───── Dataset records
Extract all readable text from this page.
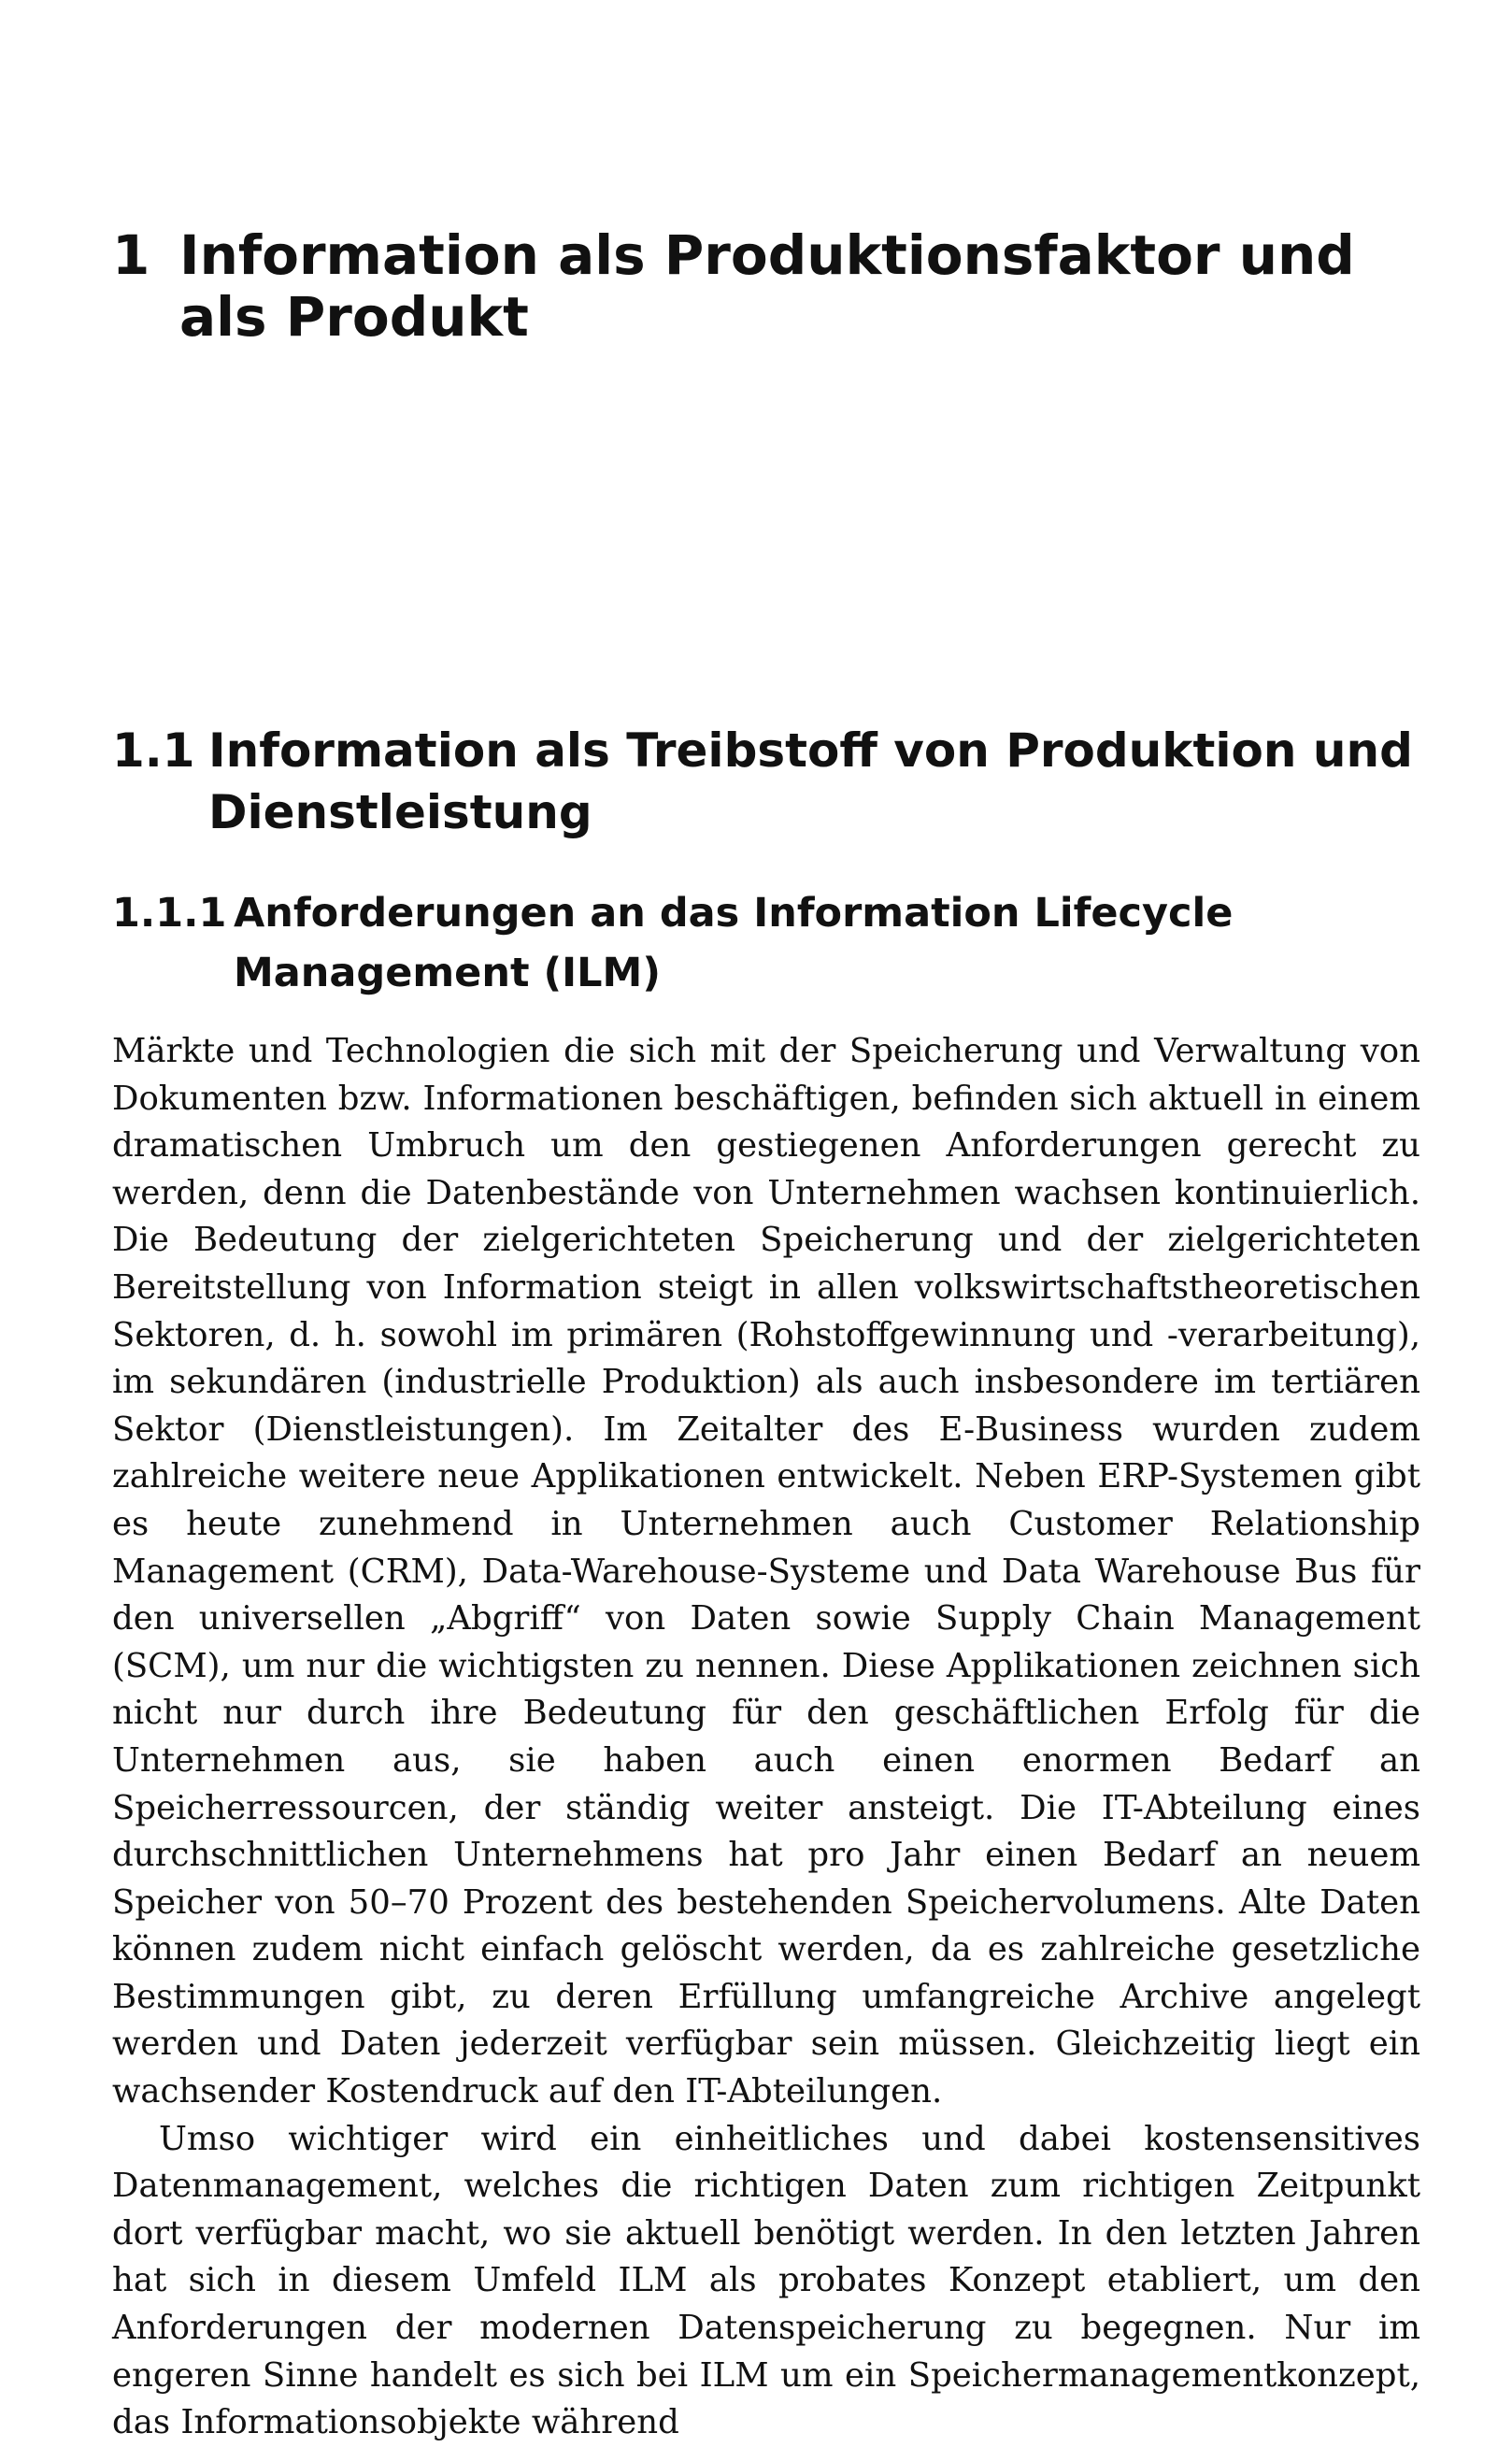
1 Information als Produktionsfaktor und als Produkt
1.1 Information als Treibstoff von Produktion und Dienstleistung
1.1.1 Anforderungen an das Information Lifecycle Management (ILM)

Märkte und Technologien die sich mit der Speicherung und Verwaltung von Dokumenten bzw. Informationen beschäftigen, befinden sich aktuell in einem dramatischen Umbruch um den gestiegenen Anforderungen gerecht zu werden, denn die Datenbestände von Unternehmen wachsen kontinuierlich. Die Bedeutung der zielgerichteten Speicherung und der zielgerichteten Bereitstellung von Information steigt in allen volkswirtschaftstheoretischen Sektoren, d. h. sowohl im primären (Rohstoffgewinnung und -verarbeitung), im sekundären (industrielle Produktion) als auch insbesondere im tertiären Sektor (Dienstleistungen). Im Zeitalter des E-Business wurden zudem zahlreiche weitere neue Applikationen entwickelt. Neben ERP-Systemen gibt es heute zunehmend in Unternehmen auch Customer Relationship Management (CRM), Data-Warehouse-Systeme und Data Warehouse Bus für den universellen „Abgriff“ von Daten sowie Supply Chain Management (SCM), um nur die wichtigsten zu nennen. Diese Applikationen zeichnen sich nicht nur durch ihre Bedeutung für den geschäftlichen Erfolg für die Unternehmen aus, sie haben auch einen enormen Bedarf an Speicherressourcen, der ständig weiter ansteigt. Die IT-Abteilung eines durchschnittlichen Unternehmens hat pro Jahr einen Bedarf an neuem Speicher von 50–70 Prozent des bestehenden Speichervolumens. Alte Daten können zudem nicht einfach gelöscht werden, da es zahlreiche gesetzliche Bestimmungen gibt, zu deren Erfüllung umfangreiche Archive angelegt werden und Daten jederzeit verfügbar sein müssen. Gleichzeitig liegt ein wachsender Kostendruck auf den IT-Abteilungen.

Umso wichtiger wird ein einheitliches und dabei kostensensitives Datenmanagement, welches die richtigen Daten zum richtigen Zeitpunkt dort verfügbar macht, wo sie aktuell benötigt werden. In den letzten Jahren hat sich in diesem Umfeld ILM als probates Konzept etabliert, um den Anforderungen der modernen Datenspeicherung zu begegnen. Nur im engeren Sinne handelt es sich bei ILM um ein Speichermanagementkonzept, das Informationsobjekte während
──────────
▸ What is being asked: Omit every picture, and otherwise quote the entries exactly.

▸ Completed task:
Extract all readable text from this page.
1 Information als Produktionsfaktor und als Produkt
1.1 Information als Treibstoff von Produktion und Dienstleistung
1.1.1 Anforderungen an das Information Lifecycle Management (ILM)

Märkte und Technologien die sich mit der Speicherung und Verwaltung von Dokumenten bzw. Informationen beschäftigen, befinden sich aktuell in einem dramatischen Umbruch um den gestiegenen Anforderungen gerecht zu werden, denn die Datenbestände von Unternehmen wachsen kontinuierlich. Die Bedeutung der zielgerichteten Speicherung und der zielgerichteten Bereitstellung von Information steigt in allen volkswirtschaftstheoretischen Sektoren, d. h. sowohl im primären (Rohstoffgewinnung und -verarbeitung), im sekundären (industrielle Produktion) als auch insbesondere im tertiären Sektor (Dienstleistungen). Im Zeitalter des E-Business wurden zudem zahlreiche weitere neue Applikationen entwickelt. Neben ERP-Systemen gibt es heute zunehmend in Unternehmen auch Customer Relationship Management (CRM), Data-Warehouse-Systeme und Data Warehouse Bus für den universellen „Abgriff“ von Daten sowie Supply Chain Management (SCM), um nur die wichtigsten zu nennen. Diese Applikationen zeichnen sich nicht nur durch ihre Bedeutung für den geschäftlichen Erfolg für die Unternehmen aus, sie haben auch einen enormen Bedarf an Speicherressourcen, der ständig weiter ansteigt. Die IT-Abteilung eines durchschnittlichen Unternehmens hat pro Jahr einen Bedarf an neuem Speicher von 50–70 Prozent des bestehenden Speichervolumens. Alte Daten können zudem nicht einfach gelöscht werden, da es zahlreiche gesetzliche Bestimmungen gibt, zu deren Erfüllung umfangreiche Archive angelegt werden und Daten jederzeit verfügbar sein müssen. Gleichzeitig liegt ein wachsender Kostendruck auf den IT-Abteilungen.

Umso wichtiger wird ein einheitliches und dabei kostensensitives Datenmanagement, welches die richtigen Daten zum richtigen Zeitpunkt dort verfügbar macht, wo sie aktuell benötigt werden. In den letzten Jahren hat sich in diesem Umfeld ILM als probates Konzept etabliert, um den Anforderungen der modernen Datenspeicherung zu begegnen. Nur im engeren Sinne handelt es sich bei ILM um ein Speichermanagementkonzept, das Informationsobjekte während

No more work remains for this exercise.